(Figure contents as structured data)
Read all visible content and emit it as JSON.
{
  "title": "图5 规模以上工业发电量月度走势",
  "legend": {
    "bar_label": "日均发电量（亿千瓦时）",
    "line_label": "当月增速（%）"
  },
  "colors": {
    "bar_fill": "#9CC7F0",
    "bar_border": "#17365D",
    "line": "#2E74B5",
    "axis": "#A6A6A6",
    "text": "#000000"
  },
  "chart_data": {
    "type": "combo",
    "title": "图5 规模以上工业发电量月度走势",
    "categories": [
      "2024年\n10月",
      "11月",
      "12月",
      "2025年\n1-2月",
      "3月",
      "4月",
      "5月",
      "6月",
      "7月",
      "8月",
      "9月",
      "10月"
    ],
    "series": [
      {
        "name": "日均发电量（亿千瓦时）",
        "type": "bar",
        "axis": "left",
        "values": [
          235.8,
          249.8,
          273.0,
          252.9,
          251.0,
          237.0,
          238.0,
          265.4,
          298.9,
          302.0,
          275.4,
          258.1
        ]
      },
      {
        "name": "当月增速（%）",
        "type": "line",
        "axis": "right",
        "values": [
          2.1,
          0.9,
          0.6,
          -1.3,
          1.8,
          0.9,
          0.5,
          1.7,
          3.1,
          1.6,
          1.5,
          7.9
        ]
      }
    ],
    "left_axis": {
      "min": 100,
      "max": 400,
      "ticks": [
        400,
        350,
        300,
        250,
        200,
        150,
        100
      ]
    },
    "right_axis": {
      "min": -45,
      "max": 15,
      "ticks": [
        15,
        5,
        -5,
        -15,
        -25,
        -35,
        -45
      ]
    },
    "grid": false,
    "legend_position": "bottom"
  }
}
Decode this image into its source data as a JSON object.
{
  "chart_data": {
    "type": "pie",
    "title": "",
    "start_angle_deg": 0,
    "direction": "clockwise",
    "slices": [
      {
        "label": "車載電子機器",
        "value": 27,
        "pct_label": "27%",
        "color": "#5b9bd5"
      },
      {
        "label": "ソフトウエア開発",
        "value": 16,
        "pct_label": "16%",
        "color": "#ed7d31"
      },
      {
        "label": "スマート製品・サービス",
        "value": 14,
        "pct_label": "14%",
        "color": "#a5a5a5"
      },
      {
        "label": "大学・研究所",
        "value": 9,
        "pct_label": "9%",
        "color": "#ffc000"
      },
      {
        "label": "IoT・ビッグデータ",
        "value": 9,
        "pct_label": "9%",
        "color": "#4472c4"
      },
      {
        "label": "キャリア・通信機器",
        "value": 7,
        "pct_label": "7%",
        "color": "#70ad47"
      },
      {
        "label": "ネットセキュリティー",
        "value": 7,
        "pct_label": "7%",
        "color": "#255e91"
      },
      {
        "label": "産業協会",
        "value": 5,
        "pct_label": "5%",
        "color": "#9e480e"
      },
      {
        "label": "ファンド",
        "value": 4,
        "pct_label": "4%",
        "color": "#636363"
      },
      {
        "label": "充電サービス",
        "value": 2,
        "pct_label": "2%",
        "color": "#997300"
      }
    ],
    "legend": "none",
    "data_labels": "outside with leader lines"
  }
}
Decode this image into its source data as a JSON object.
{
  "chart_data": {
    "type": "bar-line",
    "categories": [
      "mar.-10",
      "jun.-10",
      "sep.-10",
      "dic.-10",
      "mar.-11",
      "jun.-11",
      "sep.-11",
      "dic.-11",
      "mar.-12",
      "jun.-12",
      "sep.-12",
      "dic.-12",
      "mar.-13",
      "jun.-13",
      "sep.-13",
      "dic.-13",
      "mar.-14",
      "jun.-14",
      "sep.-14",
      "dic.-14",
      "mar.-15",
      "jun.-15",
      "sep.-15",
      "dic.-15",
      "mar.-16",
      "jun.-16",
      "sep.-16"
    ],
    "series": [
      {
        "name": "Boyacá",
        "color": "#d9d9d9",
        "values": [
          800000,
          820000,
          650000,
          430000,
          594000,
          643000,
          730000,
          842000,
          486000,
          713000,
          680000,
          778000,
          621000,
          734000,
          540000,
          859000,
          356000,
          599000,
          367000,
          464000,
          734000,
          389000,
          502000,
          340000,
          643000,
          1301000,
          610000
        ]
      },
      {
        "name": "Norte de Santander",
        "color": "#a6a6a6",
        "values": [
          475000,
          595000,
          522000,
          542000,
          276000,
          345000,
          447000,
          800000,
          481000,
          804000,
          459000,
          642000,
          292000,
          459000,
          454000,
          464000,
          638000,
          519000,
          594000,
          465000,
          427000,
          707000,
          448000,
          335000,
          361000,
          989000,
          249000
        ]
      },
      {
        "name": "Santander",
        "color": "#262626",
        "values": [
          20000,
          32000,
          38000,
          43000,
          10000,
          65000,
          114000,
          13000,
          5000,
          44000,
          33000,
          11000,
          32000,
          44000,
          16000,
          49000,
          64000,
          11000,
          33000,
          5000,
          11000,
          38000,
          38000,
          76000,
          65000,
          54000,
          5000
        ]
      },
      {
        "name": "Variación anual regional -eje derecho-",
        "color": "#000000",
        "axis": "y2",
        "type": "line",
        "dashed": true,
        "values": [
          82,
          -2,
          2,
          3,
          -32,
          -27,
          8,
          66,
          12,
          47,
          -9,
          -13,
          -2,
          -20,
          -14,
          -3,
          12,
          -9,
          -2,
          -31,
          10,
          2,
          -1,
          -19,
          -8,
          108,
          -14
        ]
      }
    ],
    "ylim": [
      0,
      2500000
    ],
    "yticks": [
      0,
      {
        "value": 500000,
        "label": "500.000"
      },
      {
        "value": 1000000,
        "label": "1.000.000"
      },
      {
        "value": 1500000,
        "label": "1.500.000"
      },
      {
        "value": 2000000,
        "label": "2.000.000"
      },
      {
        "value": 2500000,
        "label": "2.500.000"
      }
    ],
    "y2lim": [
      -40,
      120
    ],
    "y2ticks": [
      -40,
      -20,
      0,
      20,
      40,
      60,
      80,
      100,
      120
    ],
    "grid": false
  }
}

- What to do:
Please give back all of the records exactly as written.

- Worked answer:
Read all visible content and emit it as JSON.
{
  "title": "图5 规模以上工业发电量月度走势",
  "legend": {
    "bar_label": "日均发电量（亿千瓦时）",
    "line_label": "当月增速（%）"
  },
  "colors": {
    "bar_fill": "#9CC7F0",
    "bar_border": "#17365D",
    "line": "#2E74B5",
    "axis": "#A6A6A6",
    "text": "#000000"
  },
  "chart_data": {
    "type": "combo",
    "title": "图5 规模以上工业发电量月度走势",
    "categories": [
      "2024年\n10月",
      "11月",
      "12月",
      "2025年\n1-2月",
      "3月",
      "4月",
      "5月",
      "6月",
      "7月",
      "8月",
      "9月",
      "10月"
    ],
    "series": [
      {
        "name": "日均发电量（亿千瓦时）",
        "type": "bar",
        "axis": "left",
        "values": [
          235.8,
          249.8,
          273.0,
          252.9,
          251.0,
          237.0,
          238.0,
          265.4,
          298.9,
          302.0,
          275.4,
          258.1
        ]
      },
      {
        "name": "当月增速（%）",
        "type": "line",
        "axis": "right",
        "values": [
          2.1,
          0.9,
          0.6,
          -1.3,
          1.8,
          0.9,
          0.5,
          1.7,
          3.1,
          1.6,
          1.5,
          7.9
        ]
      }
    ],
    "left_axis": {
      "min": 100,
      "max": 400,
      "ticks": [
        400,
        350,
        300,
        250,
        200,
        150,
        100
      ]
    },
    "right_axis": {
      "min": -45,
      "max": 15,
      "ticks": [
        15,
        5,
        -5,
        -15,
        -25,
        -35,
        -45
      ]
    },
    "grid": false,
    "legend_position": "bottom"
  }
}
Decode this image into its source data as a JSON object.
{
  "chart_data": {
    "type": "pie",
    "title": "",
    "start_angle_deg": 0,
    "direction": "clockwise",
    "slices": [
      {
        "label": "車載電子機器",
        "value": 27,
        "pct_label": "27%",
        "color": "#5b9bd5"
      },
      {
        "label": "ソフトウエア開発",
        "value": 16,
        "pct_label": "16%",
        "color": "#ed7d31"
      },
      {
        "label": "スマート製品・サービス",
        "value": 14,
        "pct_label": "14%",
        "color": "#a5a5a5"
      },
      {
        "label": "大学・研究所",
        "value": 9,
        "pct_label": "9%",
        "color": "#ffc000"
      },
      {
        "label": "IoT・ビッグデータ",
        "value": 9,
        "pct_label": "9%",
        "color": "#4472c4"
      },
      {
        "label": "キャリア・通信機器",
        "value": 7,
        "pct_label": "7%",
        "color": "#70ad47"
      },
      {
        "label": "ネットセキュリティー",
        "value": 7,
        "pct_label": "7%",
        "color": "#255e91"
      },
      {
        "label": "産業協会",
        "value": 5,
        "pct_label": "5%",
        "color": "#9e480e"
      },
      {
        "label": "ファンド",
        "value": 4,
        "pct_label": "4%",
        "color": "#636363"
      },
      {
        "label": "充電サービス",
        "value": 2,
        "pct_label": "2%",
        "color": "#997300"
      }
    ],
    "legend": "none",
    "data_labels": "outside with leader lines"
  }
}
Decode this image into its source data as a JSON object.
{
  "chart_data": {
    "type": "bar-line",
    "categories": [
      "mar.-10",
      "jun.-10",
      "sep.-10",
      "dic.-10",
      "mar.-11",
      "jun.-11",
      "sep.-11",
      "dic.-11",
      "mar.-12",
      "jun.-12",
      "sep.-12",
      "dic.-12",
      "mar.-13",
      "jun.-13",
      "sep.-13",
      "dic.-13",
      "mar.-14",
      "jun.-14",
      "sep.-14",
      "dic.-14",
      "mar.-15",
      "jun.-15",
      "sep.-15",
      "dic.-15",
      "mar.-16",
      "jun.-16",
      "sep.-16"
    ],
    "series": [
      {
        "name": "Boyacá",
        "color": "#d9d9d9",
        "values": [
          800000,
          820000,
          650000,
          430000,
          594000,
          643000,
          730000,
          842000,
          486000,
          713000,
          680000,
          778000,
          621000,
          734000,
          540000,
          859000,
          356000,
          599000,
          367000,
          464000,
          734000,
          389000,
          502000,
          340000,
          643000,
          1301000,
          610000
        ]
      },
      {
        "name": "Norte de Santander",
        "color": "#a6a6a6",
        "values": [
          475000,
          595000,
          522000,
          542000,
          276000,
          345000,
          447000,
          800000,
          481000,
          804000,
          459000,
          642000,
          292000,
          459000,
          454000,
          464000,
          638000,
          519000,
          594000,
          465000,
          427000,
          707000,
          448000,
          335000,
          361000,
          989000,
          249000
        ]
      },
      {
        "name": "Santander",
        "color": "#262626",
        "values": [
          20000,
          32000,
          38000,
          43000,
          10000,
          65000,
          114000,
          13000,
          5000,
          44000,
          33000,
          11000,
          32000,
          44000,
          16000,
          49000,
          64000,
          11000,
          33000,
          5000,
          11000,
          38000,
          38000,
          76000,
          65000,
          54000,
          5000
        ]
      },
      {
        "name": "Variación anual regional -eje derecho-",
        "color": "#000000",
        "axis": "y2",
        "type": "line",
        "dashed": true,
        "values": [
          82,
          -2,
          2,
          3,
          -32,
          -27,
          8,
          66,
          12,
          47,
          -9,
          -13,
          -2,
          -20,
          -14,
          -3,
          12,
          -9,
          -2,
          -31,
          10,
          2,
          -1,
          -19,
          -8,
          108,
          -14
        ]
      }
    ],
    "ylim": [
      0,
      2500000
    ],
    "yticks": [
      0,
      {
        "value": 500000,
        "label": "500.000"
      },
      {
        "value": 1000000,
        "label": "1.000.000"
      },
      {
        "value": 1500000,
        "label": "1.500.000"
      },
      {
        "value": 2000000,
        "label": "2.000.000"
      },
      {
        "value": 2500000,
        "label": "2.500.000"
      }
    ],
    "y2lim": [
      -40,
      120
    ],
    "y2ticks": [
      -40,
      -20,
      0,
      20,
      40,
      60,
      80,
      100,
      120
    ],
    "grid": false
  }
}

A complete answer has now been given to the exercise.